SHORT PROBLEM
Collect every line of the records below that contains the word "materia".

RECORDS TO USE
■ ■ ■ ■ ■

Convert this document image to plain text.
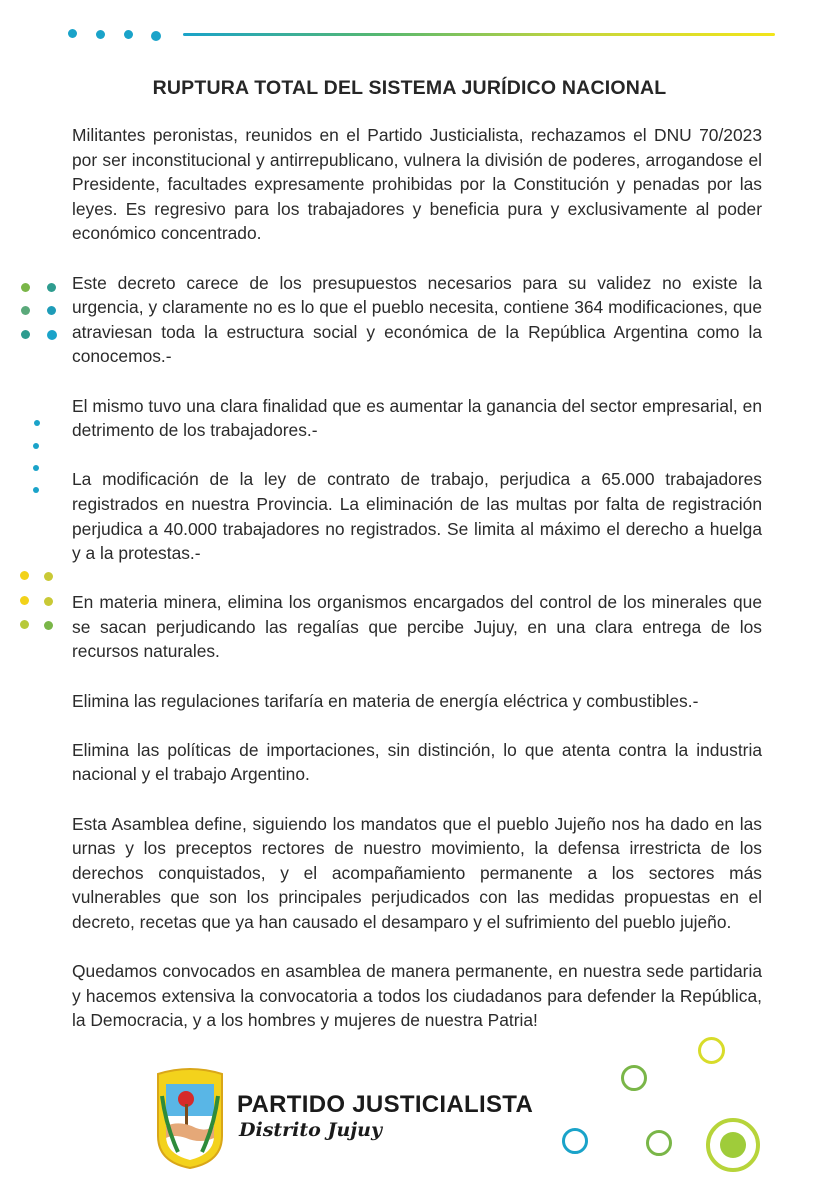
RUPTURA TOTAL DEL SISTEMA JURÍDICO NACIONAL

Militantes peronistas, reunidos en el Partido Justicialista, rechazamos el DNU 70/2023 por ser inconstitucional y antirrepublicano, vulnera la división de poderes, arrogandose el Presidente, facultades expresamente prohibidas por la Constitución y penadas por las leyes. Es regresivo para los trabajadores y beneficia pura y exclusivamente al poder económico concentrado.

Este decreto carece de los presupuestos necesarios para su validez no existe la urgencia, y claramente no es lo que el pueblo necesita, contiene 364 modificaciones, que atraviesan toda la estructura social y económica de la República Argentina como la conocemos.-

El mismo tuvo una clara finalidad que es aumentar la ganancia del sector empresarial, en detrimento de los trabajadores.-

La modificación de la ley de contrato de trabajo, perjudica a 65.000 trabajadores registrados en nuestra Provincia. La eliminación de las multas por falta de registración perjudica a 40.000 trabajadores no registrados. Se limita al máximo el derecho a huelga y a la protestas.-

En materia minera, elimina los organismos encargados del control de los minerales que se sacan perjudicando las regalías que percibe Jujuy, en una clara entrega de los recursos naturales.

Elimina las regulaciones tarifaría en materia de energía eléctrica y combustibles.-

Elimina las políticas de importaciones, sin distinción, lo que atenta contra la industria nacional y el trabajo Argentino.

Esta Asamblea define, siguiendo los mandatos que el pueblo Jujeño nos ha dado en las urnas y los preceptos rectores de nuestro movimiento, la defensa irrestricta de los derechos conquistados, y el acompañamiento permanente a los sectores más vulnerables que son los principales perjudicados con las medidas propuestas en el decreto, recetas que ya han causado el desamparo y el sufrimiento del pueblo jujeño.

Quedamos convocados en asamblea de manera permanente, en nuestra sede partidaria y hacemos extensiva la convocatoria a todos los ciudadanos para defender la República, la Democracia, y a los hombres y mujeres de nuestra Patria!

PARTIDO JUSTICIALISTA
Distrito Jujuy
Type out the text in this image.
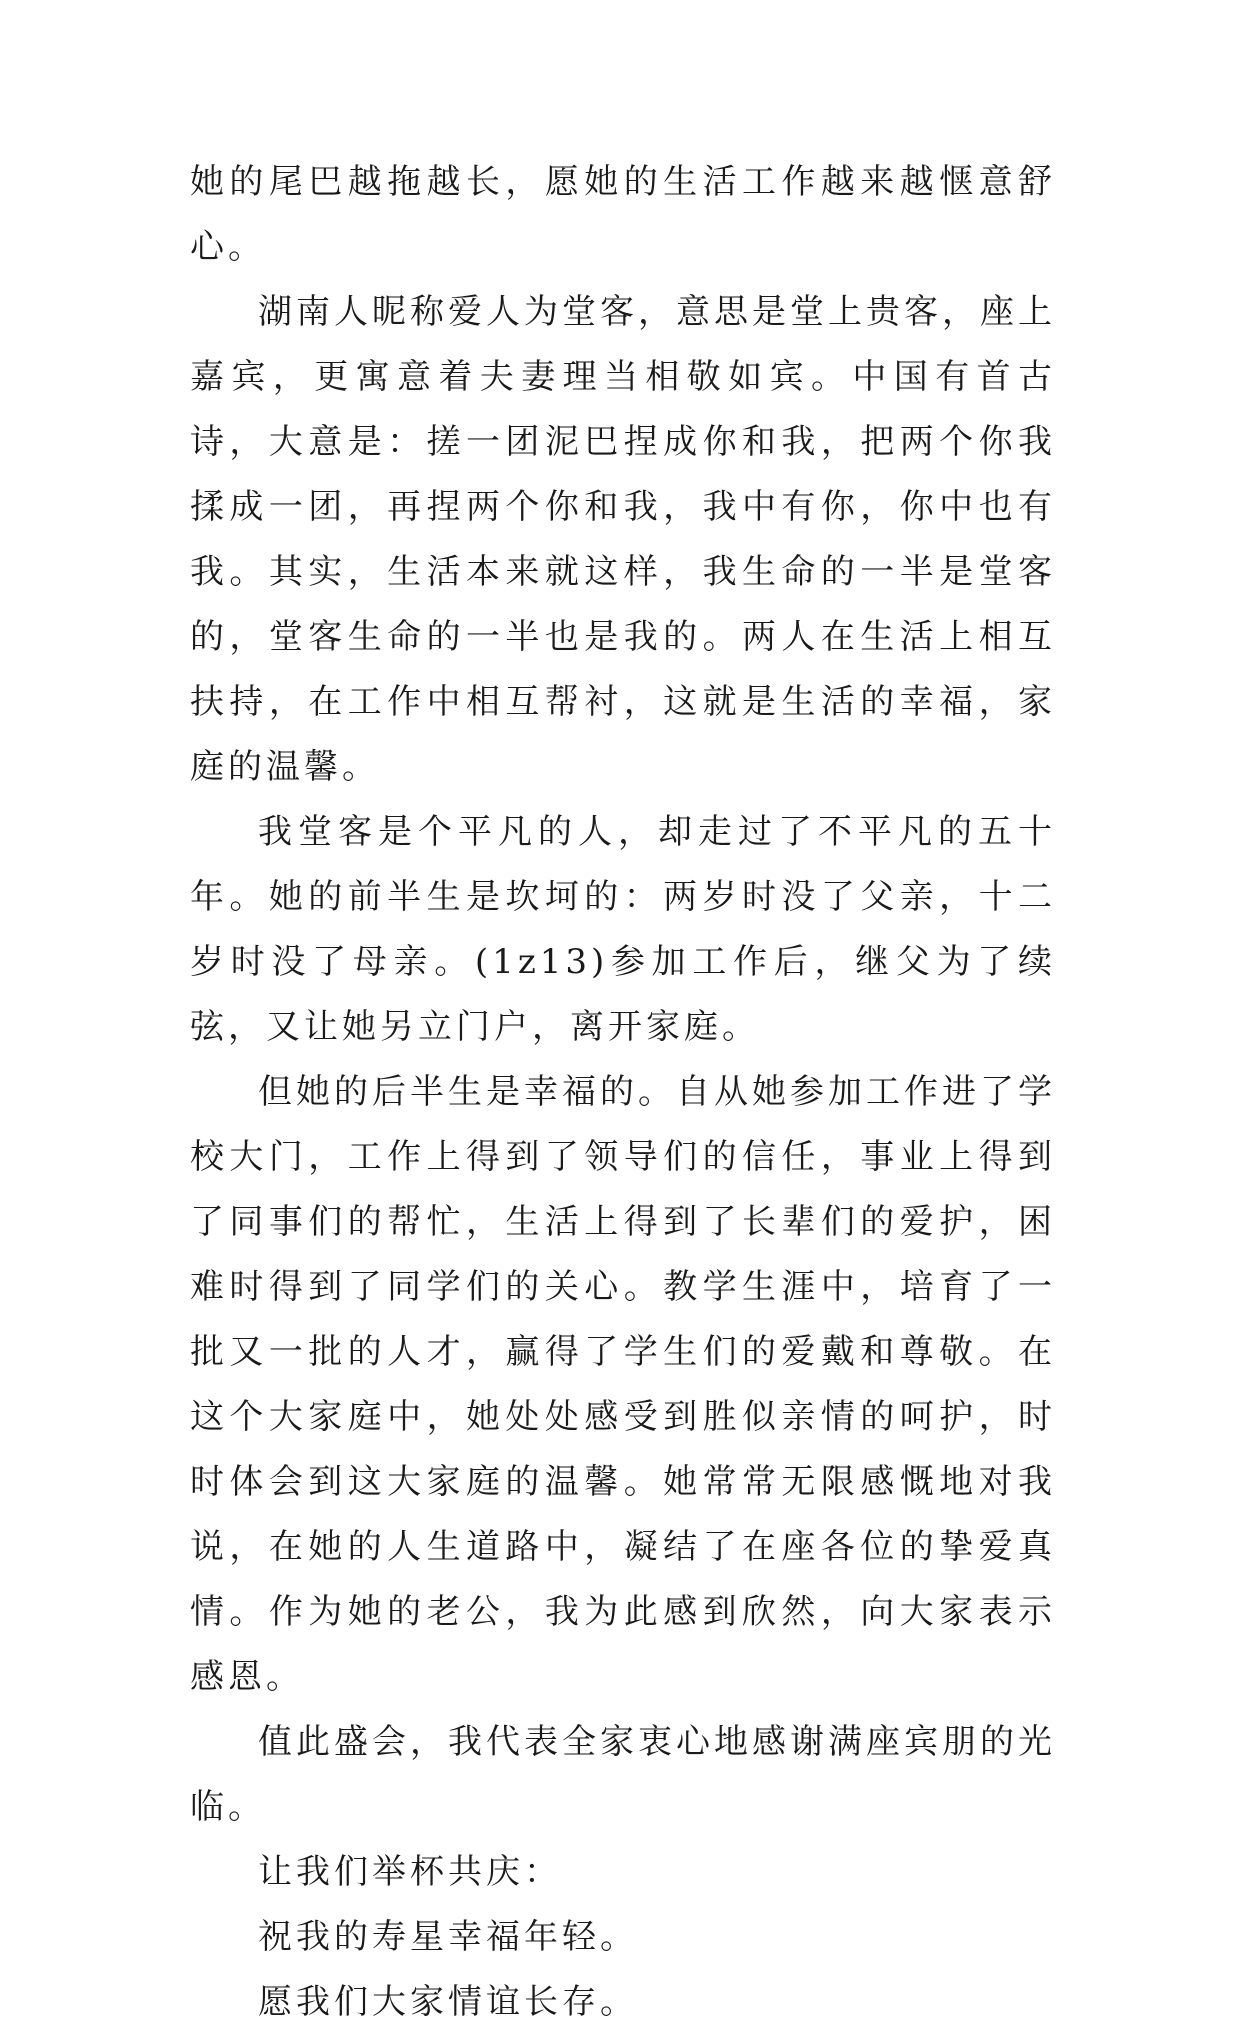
她的尾巴越拖越长，愿她的生活工作越来越惬意舒心。

湖南人昵称爱人为堂客，意思是堂上贵客，座上嘉宾，更寓意着夫妻理当相敬如宾。中国有首古诗，大意是：搓一团泥巴捏成你和我，把两个你我揉成一团，再捏两个你和我，我中有你，你中也有我。其实，生活本来就这样，我生命的一半是堂客的，堂客生命的一半也是我的。两人在生活上相互扶持，在工作中相互帮衬，这就是生活的幸福，家庭的温馨。

我堂客是个平凡的人，却走过了不平凡的五十年。她的前半生是坎坷的：两岁时没了父亲，十二岁时没了母亲。(1z13)参加工作后，继父为了续弦，又让她另立门户，离开家庭。

但她的后半生是幸福的。自从她参加工作进了学校大门，工作上得到了领导们的信任，事业上得到了同事们的帮忙，生活上得到了长辈们的爱护，困难时得到了同学们的关心。教学生涯中，培育了一批又一批的人才，赢得了学生们的爱戴和尊敬。在这个大家庭中，她处处感受到胜似亲情的呵护，时时体会到这大家庭的温馨。她常常无限感慨地对我说，在她的人生道路中，凝结了在座各位的挚爱真情。作为她的老公，我为此感到欣然，向大家表示感恩。

值此盛会，我代表全家衷心地感谢满座宾朋的光临。

让我们举杯共庆：

祝我的寿星幸福年轻。

愿我们大家情谊长存。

■ ■ ■ ■ ■

COMPLETE ANSWER
En materia minera, elimina los organismos encargados del control de los minerales que se sacan perjudicando las regalías que percibe Jujuy, en una clara entrega de los recursos naturales.
Elimina las regulaciones tarifaría en materia de energía eléctrica y combustibles.-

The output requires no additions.